Stated exercise: Every record must be repeated exactly, with no omission.

(Structured figure records)
§
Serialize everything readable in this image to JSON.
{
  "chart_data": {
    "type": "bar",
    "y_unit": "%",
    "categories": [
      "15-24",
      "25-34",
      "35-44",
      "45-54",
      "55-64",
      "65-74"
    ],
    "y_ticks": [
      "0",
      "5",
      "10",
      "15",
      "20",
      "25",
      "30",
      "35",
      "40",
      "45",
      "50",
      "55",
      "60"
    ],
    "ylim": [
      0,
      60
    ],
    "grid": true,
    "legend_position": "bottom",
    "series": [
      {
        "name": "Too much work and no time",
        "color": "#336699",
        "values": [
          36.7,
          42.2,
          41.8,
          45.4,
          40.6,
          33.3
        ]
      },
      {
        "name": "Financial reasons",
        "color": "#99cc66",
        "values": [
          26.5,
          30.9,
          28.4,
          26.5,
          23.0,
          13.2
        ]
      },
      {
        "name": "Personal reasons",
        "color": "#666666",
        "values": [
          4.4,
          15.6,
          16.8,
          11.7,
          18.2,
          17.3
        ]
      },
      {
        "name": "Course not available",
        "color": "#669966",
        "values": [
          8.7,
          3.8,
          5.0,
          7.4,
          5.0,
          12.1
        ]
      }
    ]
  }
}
§
Expected answer:
Serialize everything readable in this image to JSON.
{
  "chart_data": {
    "type": "bar",
    "y_unit": "%",
    "categories": [
      "15-24",
      "25-34",
      "35-44",
      "45-54",
      "55-64",
      "65-74"
    ],
    "y_ticks": [
      "0",
      "5",
      "10",
      "15",
      "20",
      "25",
      "30",
      "35",
      "40",
      "45",
      "50",
      "55",
      "60"
    ],
    "ylim": [
      0,
      60
    ],
    "grid": true,
    "legend_position": "bottom",
    "series": [
      {
        "name": "Too much work and no time",
        "color": "#336699",
        "values": [
          36.7,
          42.2,
          41.8,
          45.4,
          40.6,
          33.3
        ]
      },
      {
        "name": "Financial reasons",
        "color": "#99cc66",
        "values": [
          26.5,
          30.9,
          28.4,
          26.5,
          23.0,
          13.2
        ]
      },
      {
        "name": "Personal reasons",
        "color": "#666666",
        "values": [
          4.4,
          15.6,
          16.8,
          11.7,
          18.2,
          17.3
        ]
      },
      {
        "name": "Course not available",
        "color": "#669966",
        "values": [
          8.7,
          3.8,
          5.0,
          7.4,
          5.0,
          12.1
        ]
      }
    ]
  }
}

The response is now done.